YOUR OBJECTIVE: Exactly as written, retype the listing below, omitting the pictures.

DATA EXTRACT:
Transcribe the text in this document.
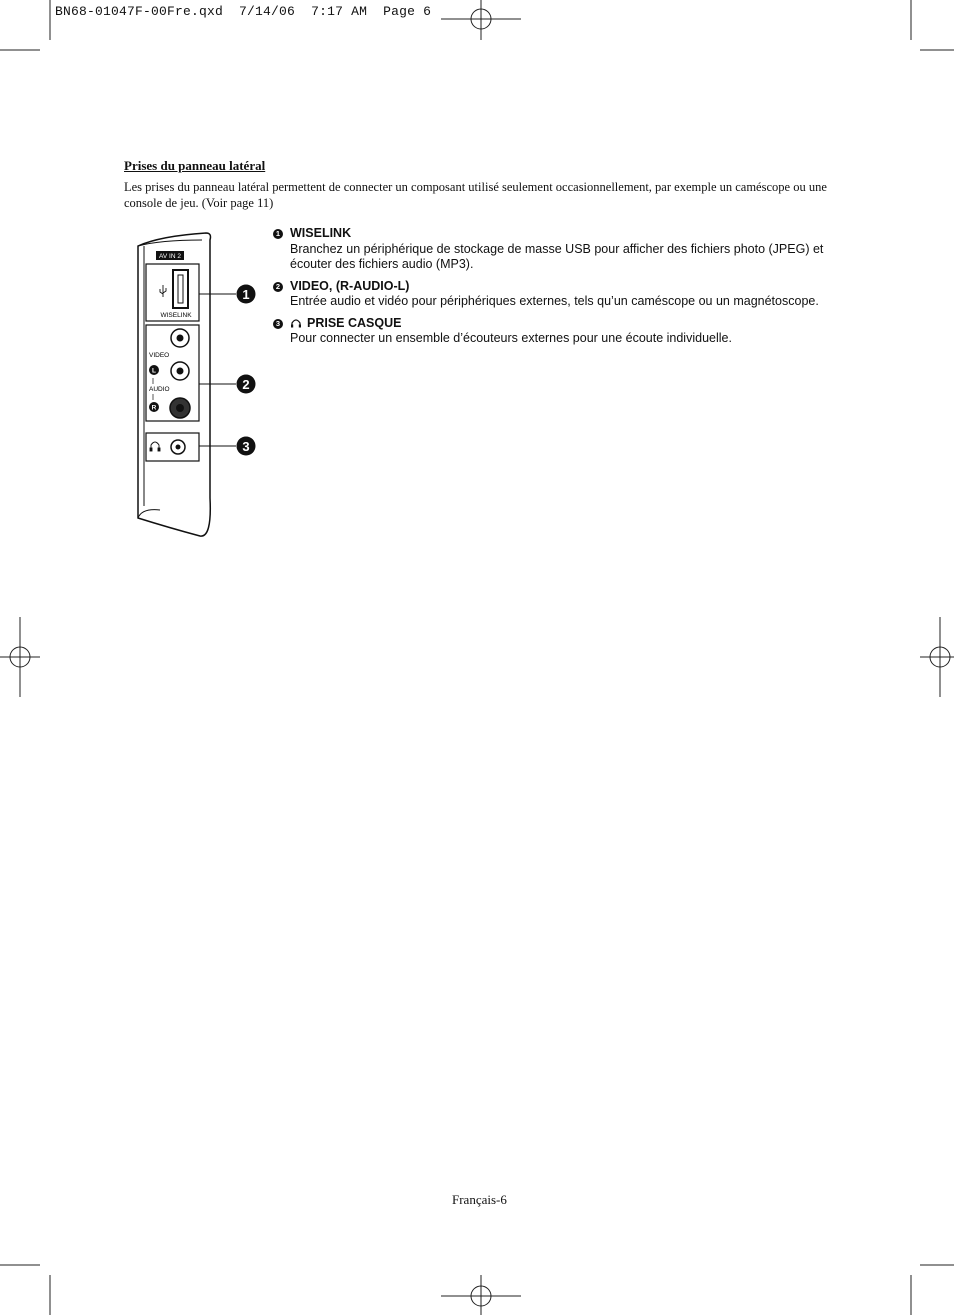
BN68-01047F-00Fre.qxd 7/14/06 7:17 AM Page 6
Prises du panneau latéral
Les prises du panneau latéral permettent de connecter un composant utilisé seulement occasionnellement, par exemple un caméscope ou une console de jeu. (Voir page 11)
AV IN 2
WISELINK
VIDEO
L
AUDIO
R
1
2
3
1 WISELINK
Branchez un périphérique de stockage de masse USB pour afficher des fichiers photo (JPEG) et écouter des fichiers audio (MP3).
2 VIDEO, (R-AUDIO-L)
Entrée audio et vidéo pour périphériques externes, tels qu’un caméscope ou un magnétoscope.
3 PRISE CASQUE
Pour connecter un ensemble d’écouteurs externes pour une écoute individuelle.
Français-6
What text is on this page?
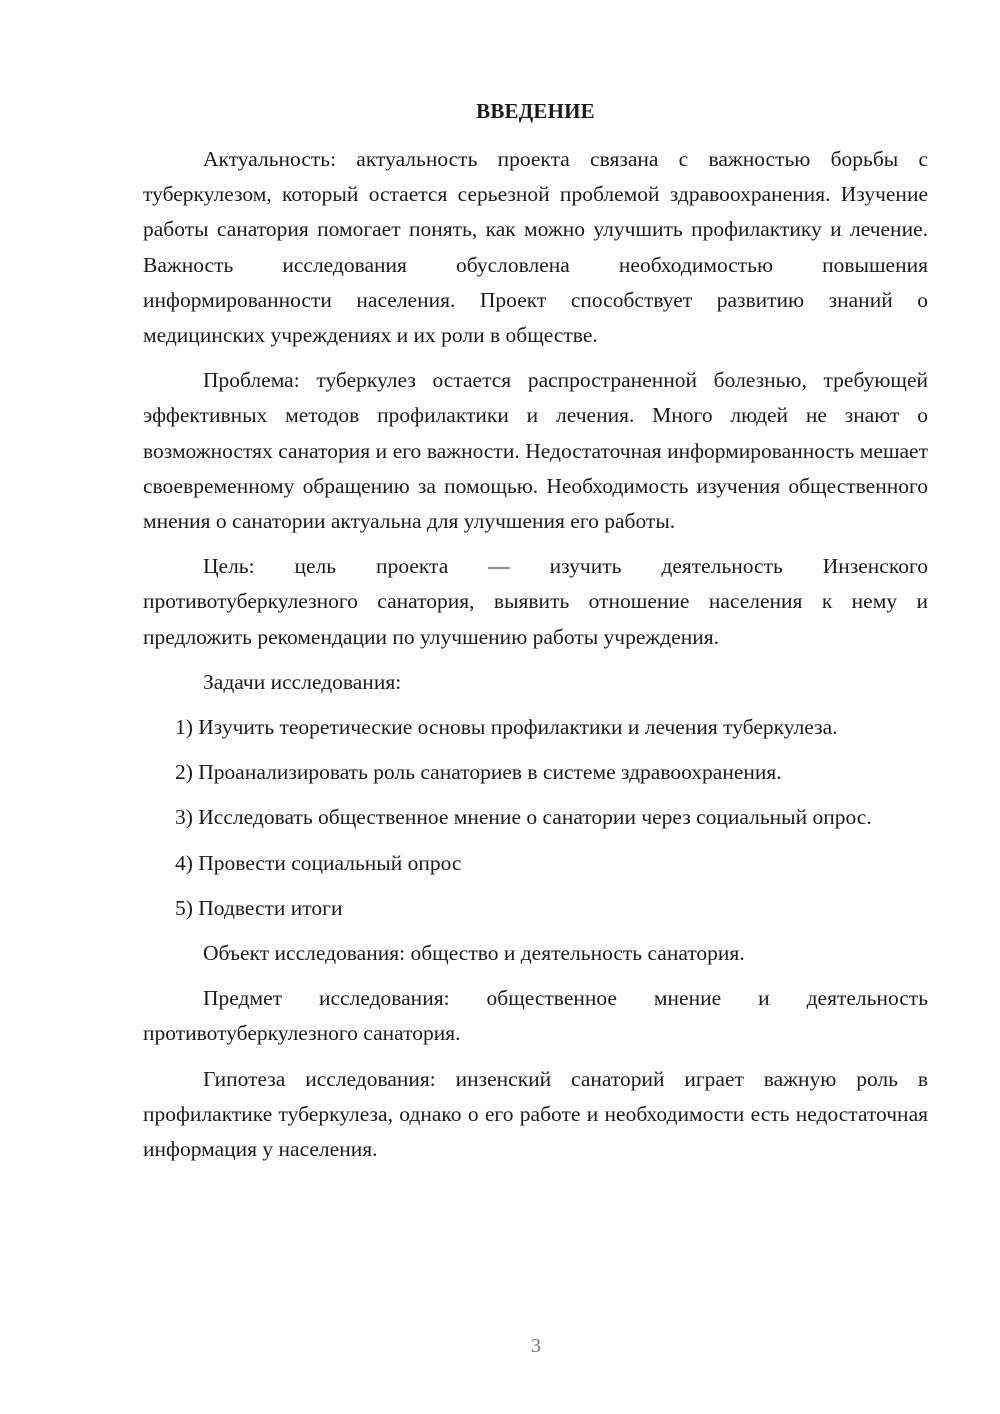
ВВЕДЕНИЕ

Актуальность: актуальность проекта связана с важностью борьбы с туберкулезом, который остается серьезной проблемой здравоохранения. Изучение работы санатория помогает понять, как можно улучшить профилактику и лечение. Важность исследования обусловлена необходимостью повышения информированности населения. Проект способствует развитию знаний о медицинских учреждениях и их роли в обществе.

Проблема: туберкулез остается распространенной болезнью, требующей эффективных методов профилактики и лечения. Много людей не знают о возможностях санатория и его важности. Недостаточная информированность мешает своевременному обращению за помощью. Необходимость изучения общественного мнения о санатории актуальна для улучшения его работы.

Цель: цель проекта — изучить деятельность Инзенского противотуберкулезного санатория, выявить отношение населения к нему и предложить рекомендации по улучшению работы учреждения.

Задачи исследования:

1) Изучить теоретические основы профилактики и лечения туберкулеза.

2) Проанализировать роль санаториев в системе здравоохранения.

3) Исследовать общественное мнение о санатории через социальный опрос.

4) Провести социальный опрос

5) Подвести итоги

Объект исследования: общество и деятельность санатория.

Предмет исследования: общественное мнение и деятельность противотуберкулезного санатория.

Гипотеза исследования: инзенский санаторий играет важную роль в профилактике туберкулеза, однако о его работе и необходимости есть недостаточная информация у населения.

3
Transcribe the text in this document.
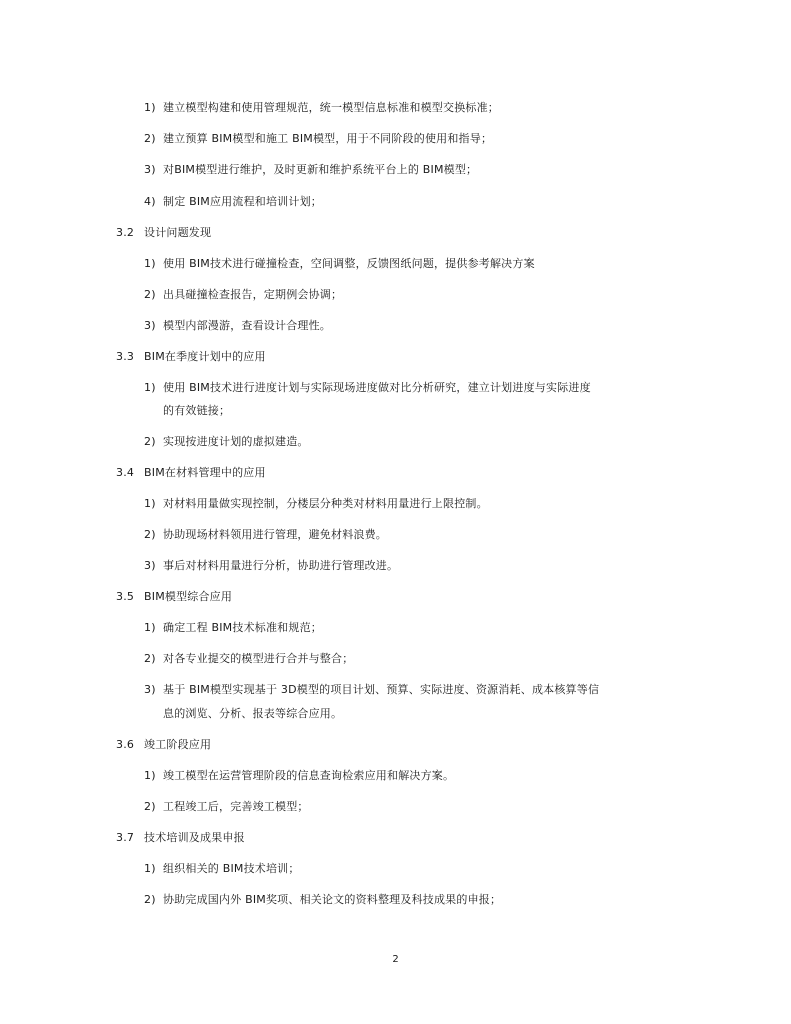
1) 建立模型构建和使用管理规范，统一模型信息标准和模型交换标准；
2) 建立预算 BIM模型和施工 BIM模型，用于不同阶段的使用和指导；
3) 对BIM模型进行维护，及时更新和维护系统平台上的 BIM模型；
4) 制定 BIM应用流程和培训计划；
3.2 设计问题发现
1) 使用 BIM技术进行碰撞检查，空间调整，反馈图纸问题，提供参考解决方案
2) 出具碰撞检查报告，定期例会协调；
3) 模型内部漫游，查看设计合理性。
3.3 BIM在季度计划中的应用
1) 使用 BIM技术进行进度计划与实际现场进度做对比分析研究，建立计划进度与实际进度
的有效链接；
2) 实现按进度计划的虚拟建造。
3.4 BIM在材料管理中的应用
1) 对材料用量做实现控制，分楼层分种类对材料用量进行上限控制。
2) 协助现场材料领用进行管理，避免材料浪费。
3) 事后对材料用量进行分析，协助进行管理改进。
3.5 BIM模型综合应用
1) 确定工程 BIM技术标准和规范；
2) 对各专业提交的模型进行合并与整合；
3) 基于 BIM模型实现基于 3D模型的项目计划、预算、实际进度、资源消耗、成本核算等信
息的浏览、分析、报表等综合应用。
3.6 竣工阶段应用
1) 竣工模型在运营管理阶段的信息查询检索应用和解决方案。
2) 工程竣工后，完善竣工模型；
3.7 技术培训及成果申报
1) 组织相关的 BIM技术培训；
2) 协助完成国内外 BIM奖项、相关论文的资料整理及科技成果的申报；
2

EXERCISE SOLUTION:
Transcribe the text in this document.
BN68-01047F-00Fre.qxd 7/14/06 7:17 AM Page 6
Prises du panneau latéral
Les prises du panneau latéral permettent de connecter un composant utilisé seulement occasionnellement, par exemple un caméscope ou une console de jeu. (Voir page 11)
AV IN 2
WISELINK
VIDEO
L
AUDIO
R
1
2
3
1 WISELINK
Branchez un périphérique de stockage de masse USB pour afficher des fichiers photo (JPEG) et écouter des fichiers audio (MP3).
2 VIDEO, (R-AUDIO-L)
Entrée audio et vidéo pour périphériques externes, tels qu’un caméscope ou un magnétoscope.
3 PRISE CASQUE
Pour connecter un ensemble d’écouteurs externes pour une écoute individuelle.
Français-6
What text is on this page?
ВВЕДЕНИЕ

Актуальность: актуальность проекта связана с важностью борьбы с туберкулезом, который остается серьезной проблемой здравоохранения. Изучение работы санатория помогает понять, как можно улучшить профилактику и лечение. Важность исследования обусловлена необходимостью повышения информированности населения. Проект способствует развитию знаний о медицинских учреждениях и их роли в обществе.

Проблема: туберкулез остается распространенной болезнью, требующей эффективных методов профилактики и лечения. Много людей не знают о возможностях санатория и его важности. Недостаточная информированность мешает своевременному обращению за помощью. Необходимость изучения общественного мнения о санатории актуальна для улучшения его работы.

Цель: цель проекта — изучить деятельность Инзенского противотуберкулезного санатория, выявить отношение населения к нему и предложить рекомендации по улучшению работы учреждения.

Задачи исследования:

1) Изучить теоретические основы профилактики и лечения туберкулеза.

2) Проанализировать роль санаториев в системе здравоохранения.

3) Исследовать общественное мнение о санатории через социальный опрос.

4) Провести социальный опрос

5) Подвести итоги

Объект исследования: общество и деятельность санатория.

Предмет исследования: общественное мнение и деятельность противотуберкулезного санатория.

Гипотеза исследования: инзенский санаторий играет важную роль в профилактике туберкулеза, однако о его работе и необходимости есть недостаточная информация у населения.

3
Transcribe the text in this document.
1) 建立模型构建和使用管理规范，统一模型信息标准和模型交换标准；
2) 建立预算 BIM模型和施工 BIM模型，用于不同阶段的使用和指导；
3) 对BIM模型进行维护，及时更新和维护系统平台上的 BIM模型；
4) 制定 BIM应用流程和培训计划；
3.2 设计问题发现
1) 使用 BIM技术进行碰撞检查，空间调整，反馈图纸问题，提供参考解决方案
2) 出具碰撞检查报告，定期例会协调；
3) 模型内部漫游，查看设计合理性。
3.3 BIM在季度计划中的应用
1) 使用 BIM技术进行进度计划与实际现场进度做对比分析研究，建立计划进度与实际进度
的有效链接；
2) 实现按进度计划的虚拟建造。
3.4 BIM在材料管理中的应用
1) 对材料用量做实现控制，分楼层分种类对材料用量进行上限控制。
2) 协助现场材料领用进行管理，避免材料浪费。
3) 事后对材料用量进行分析，协助进行管理改进。
3.5 BIM模型综合应用
1) 确定工程 BIM技术标准和规范；
2) 对各专业提交的模型进行合并与整合；
3) 基于 BIM模型实现基于 3D模型的项目计划、预算、实际进度、资源消耗、成本核算等信
息的浏览、分析、报表等综合应用。
3.6 竣工阶段应用
1) 竣工模型在运营管理阶段的信息查询检索应用和解决方案。
2) 工程竣工后，完善竣工模型；
3.7 技术培训及成果申报
1) 组织相关的 BIM技术培训；
2) 协助完成国内外 BIM奖项、相关论文的资料整理及科技成果的申报；
2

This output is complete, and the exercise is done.